What is required: Copy every line that mentions the word "includes".

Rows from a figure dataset

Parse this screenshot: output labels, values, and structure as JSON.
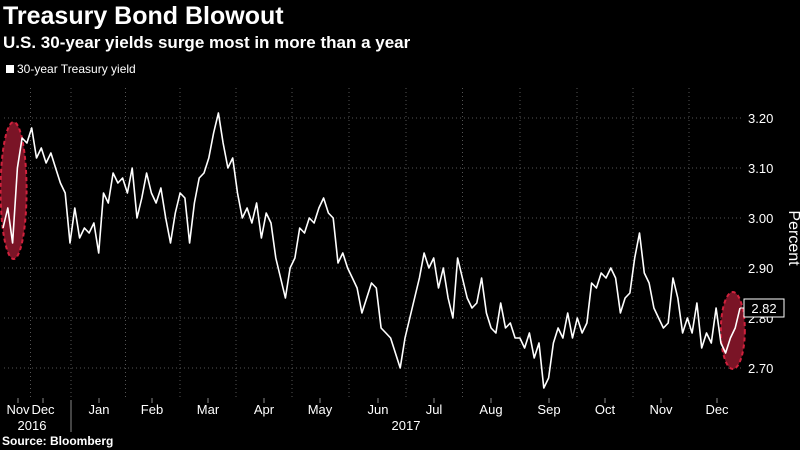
{
  "title": "Treasury Bond Blowout",
  "subtitle": "U.S. 30-year yields surge most in more than a year",
  "source": "Source: Bloomberg",
  "chart_data": {
    "type": "line",
    "series": [
      {
        "name": "30-year Treasury yield",
        "color": "#ffffff",
        "values": [
          2.98,
          3.02,
          2.95,
          3.1,
          3.16,
          3.15,
          3.18,
          3.12,
          3.14,
          3.11,
          3.13,
          3.1,
          3.07,
          3.05,
          2.95,
          3.02,
          2.96,
          2.98,
          2.97,
          2.99,
          2.93,
          3.05,
          3.03,
          3.09,
          3.07,
          3.08,
          3.05,
          3.1,
          3.0,
          3.04,
          3.09,
          3.05,
          3.03,
          3.06,
          3.0,
          2.95,
          3.01,
          3.05,
          3.04,
          2.95,
          3.03,
          3.08,
          3.09,
          3.12,
          3.17,
          3.21,
          3.15,
          3.1,
          3.12,
          3.05,
          3.0,
          3.02,
          2.99,
          3.03,
          2.96,
          3.01,
          2.99,
          2.92,
          2.88,
          2.84,
          2.9,
          2.92,
          2.98,
          2.97,
          3.0,
          2.99,
          3.02,
          3.04,
          3.01,
          3.0,
          2.91,
          2.93,
          2.9,
          2.88,
          2.86,
          2.81,
          2.84,
          2.87,
          2.86,
          2.78,
          2.77,
          2.76,
          2.73,
          2.7,
          2.76,
          2.8,
          2.84,
          2.88,
          2.93,
          2.9,
          2.92,
          2.86,
          2.9,
          2.84,
          2.8,
          2.92,
          2.88,
          2.84,
          2.82,
          2.83,
          2.88,
          2.81,
          2.78,
          2.77,
          2.83,
          2.78,
          2.79,
          2.76,
          2.76,
          2.74,
          2.77,
          2.72,
          2.75,
          2.66,
          2.68,
          2.75,
          2.78,
          2.76,
          2.81,
          2.76,
          2.8,
          2.77,
          2.79,
          2.87,
          2.86,
          2.89,
          2.88,
          2.9,
          2.88,
          2.81,
          2.84,
          2.85,
          2.92,
          2.97,
          2.89,
          2.87,
          2.82,
          2.8,
          2.78,
          2.79,
          2.88,
          2.84,
          2.77,
          2.8,
          2.77,
          2.83,
          2.74,
          2.77,
          2.75,
          2.82,
          2.75,
          2.73,
          2.76,
          2.78,
          2.82
        ]
      }
    ],
    "x_ticks": [
      "Nov",
      "Dec",
      "Jan",
      "Feb",
      "Mar",
      "Apr",
      "May",
      "Jun",
      "Jul",
      "Aug",
      "Sep",
      "Oct",
      "Nov",
      "Dec"
    ],
    "year_labels": [
      "2016",
      "2017"
    ],
    "ylabel": "Percent",
    "y_ticks": [
      "2.70",
      "2.80",
      "2.90",
      "3.00",
      "3.10",
      "3.20"
    ],
    "ylim": [
      2.64,
      3.26
    ],
    "last_value_label": "2.82",
    "highlights": [
      "start",
      "end"
    ],
    "grid": true,
    "grid_style": "dotted",
    "y_axis_side": "right",
    "legend_position": "top-left",
    "colors": {
      "background": "#000000",
      "line": "#ffffff",
      "highlight_fill": "#7a1426",
      "highlight_stroke": "#d0213c",
      "grid": "#555555"
    }
  }
}
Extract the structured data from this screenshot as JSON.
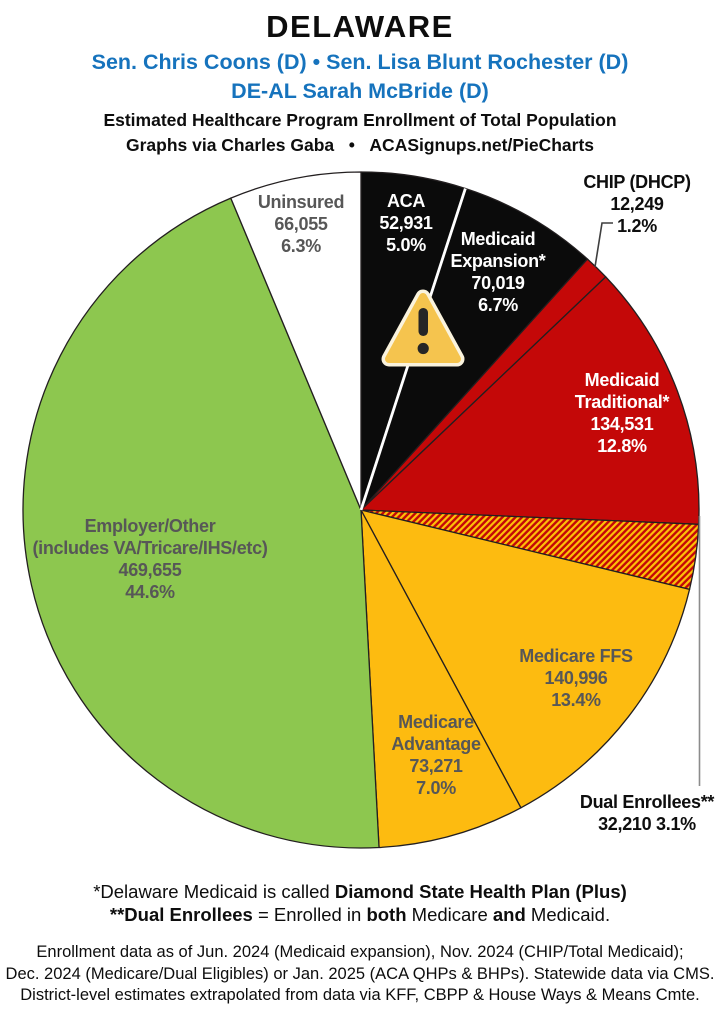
{
  "header": {
    "state": "DELAWARE",
    "senators": "Sen. Chris Coons (D) • Sen. Lisa Blunt Rochester (D)",
    "representative": "DE-AL Sarah McBride (D)",
    "subtitle": "Estimated Healthcare Program Enrollment of Total Population",
    "attribution": "Graphs via Charles Gaba   •   ACASignups.net/PieCharts",
    "accent_color": "#1673bd"
  },
  "chart_data": {
    "type": "pie",
    "title": "Estimated Healthcare Program Enrollment of Total Population",
    "start_angle_deg": 0,
    "direction": "clockwise",
    "slices": [
      {
        "id": "aca",
        "name": "ACA",
        "value": 52931,
        "value_text": "52,931",
        "pct": 5.0,
        "pct_text": "5.0%",
        "color": "#0b0b0b",
        "label_lines": [
          "ACA",
          "52,931",
          "5.0%"
        ]
      },
      {
        "id": "medicaid-expansion",
        "name": "Medicaid Expansion*",
        "value": 70019,
        "value_text": "70,019",
        "pct": 6.7,
        "pct_text": "6.7%",
        "color": "#0b0b0b",
        "label_lines": [
          "Medicaid",
          "Expansion*",
          "70,019",
          "6.7%"
        ]
      },
      {
        "id": "chip",
        "name": "CHIP (DHCP)",
        "value": 12249,
        "value_text": "12,249",
        "pct": 1.2,
        "pct_text": "1.2%",
        "color": "#c40808",
        "label_lines": [
          "CHIP (DHCP)",
          "12,249",
          "1.2%"
        ]
      },
      {
        "id": "medicaid-traditional",
        "name": "Medicaid Traditional*",
        "value": 134531,
        "value_text": "134,531",
        "pct": 12.8,
        "pct_text": "12.8%",
        "color": "#c40808",
        "label_lines": [
          "Medicaid",
          "Traditional*",
          "134,531",
          "12.8%"
        ]
      },
      {
        "id": "dual-enrollees",
        "name": "Dual Enrollees**",
        "value": 32210,
        "value_text": "32,210",
        "pct": 3.1,
        "pct_text": "3.1%",
        "color": "hatch",
        "label_lines": [
          "Dual Enrollees**",
          "32,210 3.1%"
        ]
      },
      {
        "id": "medicare-ffs",
        "name": "Medicare FFS",
        "value": 140996,
        "value_text": "140,996",
        "pct": 13.4,
        "pct_text": "13.4%",
        "color": "#fdbb10",
        "label_lines": [
          "Medicare FFS",
          "140,996",
          "13.4%"
        ]
      },
      {
        "id": "medicare-advantage",
        "name": "Medicare Advantage",
        "value": 73271,
        "value_text": "73,271",
        "pct": 7.0,
        "pct_text": "7.0%",
        "color": "#fdbb10",
        "label_lines": [
          "Medicare",
          "Advantage",
          "73,271",
          "7.0%"
        ]
      },
      {
        "id": "employer-other",
        "name": "Employer/Other (includes VA/Tricare/IHS/etc)",
        "value": 469655,
        "value_text": "469,655",
        "pct": 44.6,
        "pct_text": "44.6%",
        "color": "#8dc74f",
        "label_lines": [
          "Employer/Other",
          "(includes VA/Tricare/IHS/etc)",
          "469,655",
          "44.6%"
        ]
      },
      {
        "id": "uninsured",
        "name": "Uninsured",
        "value": 66055,
        "value_text": "66,055",
        "pct": 6.3,
        "pct_text": "6.3%",
        "color": "#ffffff",
        "label_lines": [
          "Uninsured",
          "66,055",
          "6.3%"
        ]
      }
    ],
    "hatch_colors": {
      "base": "#c40808",
      "stripe": "#fdc108"
    },
    "slice_outline_color": "#231f20",
    "divider_color": "#ffffff",
    "warning_icon": {
      "fill": "#f5c44e",
      "border": "#faf3dd",
      "glyph_color": "#262626"
    }
  },
  "footnotes": {
    "fn1_text": "*Delaware Medicaid is called ",
    "fn1_bold": "Diamond State Health Plan (Plus)",
    "fn2_b1": "**Dual Enrollees",
    "fn2_t1": " = Enrolled in ",
    "fn2_b2": "both",
    "fn2_t2": " Medicare ",
    "fn2_b3": "and",
    "fn2_t3": " Medicaid.",
    "source": [
      "Enrollment data as of Jun. 2024 (Medicaid expansion), Nov. 2024 (CHIP/Total Medicaid);",
      "Dec. 2024 (Medicare/Dual Eligibles) or Jan. 2025 (ACA QHPs & BHPs). Statewide data via CMS.",
      "District-level estimates extrapolated from data via KFF, CBPP & House Ways & Means Cmte."
    ]
  }
}
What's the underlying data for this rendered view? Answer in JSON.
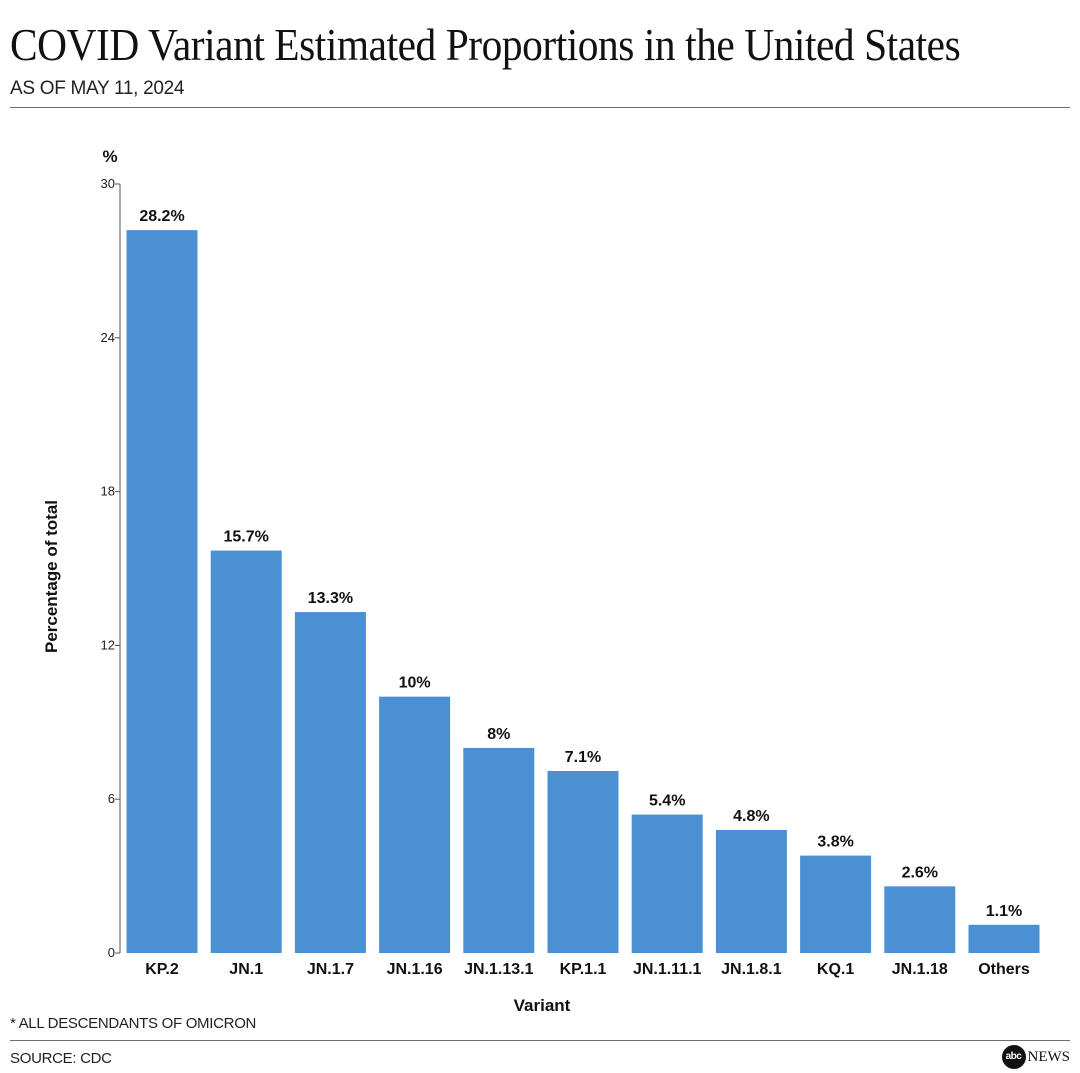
{
  "header": {
    "title": "COVID Variant Estimated Proportions in the United States",
    "subtitle": "AS OF MAY 11, 2024"
  },
  "footer": {
    "footnote": "* ALL DESCENDANTS OF OMICRON",
    "source": "SOURCE: CDC",
    "logo_mark": "abc",
    "logo_text": "NEWS"
  },
  "chart_data": {
    "type": "bar",
    "title": "COVID Variant Estimated Proportions in the United States",
    "subtitle": "AS OF MAY 11, 2024",
    "xlabel": "Variant",
    "ylabel": "Percentage of total",
    "yunit": "%",
    "ylim": [
      0,
      30
    ],
    "yticks": [
      0,
      6,
      12,
      18,
      24,
      30
    ],
    "grid": false,
    "bar_color": "#4a90d2",
    "categories": [
      "KP.2",
      "JN.1",
      "JN.1.7",
      "JN.1.16",
      "JN.1.13.1",
      "KP.1.1",
      "JN.1.11.1",
      "JN.1.8.1",
      "KQ.1",
      "JN.1.18",
      "Others"
    ],
    "values": [
      28.2,
      15.7,
      13.3,
      10,
      8,
      7.1,
      5.4,
      4.8,
      3.8,
      2.6,
      1.1
    ],
    "value_labels": [
      "28.2%",
      "15.7%",
      "13.3%",
      "10%",
      "8%",
      "7.1%",
      "5.4%",
      "4.8%",
      "3.8%",
      "2.6%",
      "1.1%"
    ]
  }
}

Solution to the exercise:
        "name": "Employer/Other (includes VA/Tricare/IHS/etc)",
          "(includes VA/Tricare/IHS/etc)",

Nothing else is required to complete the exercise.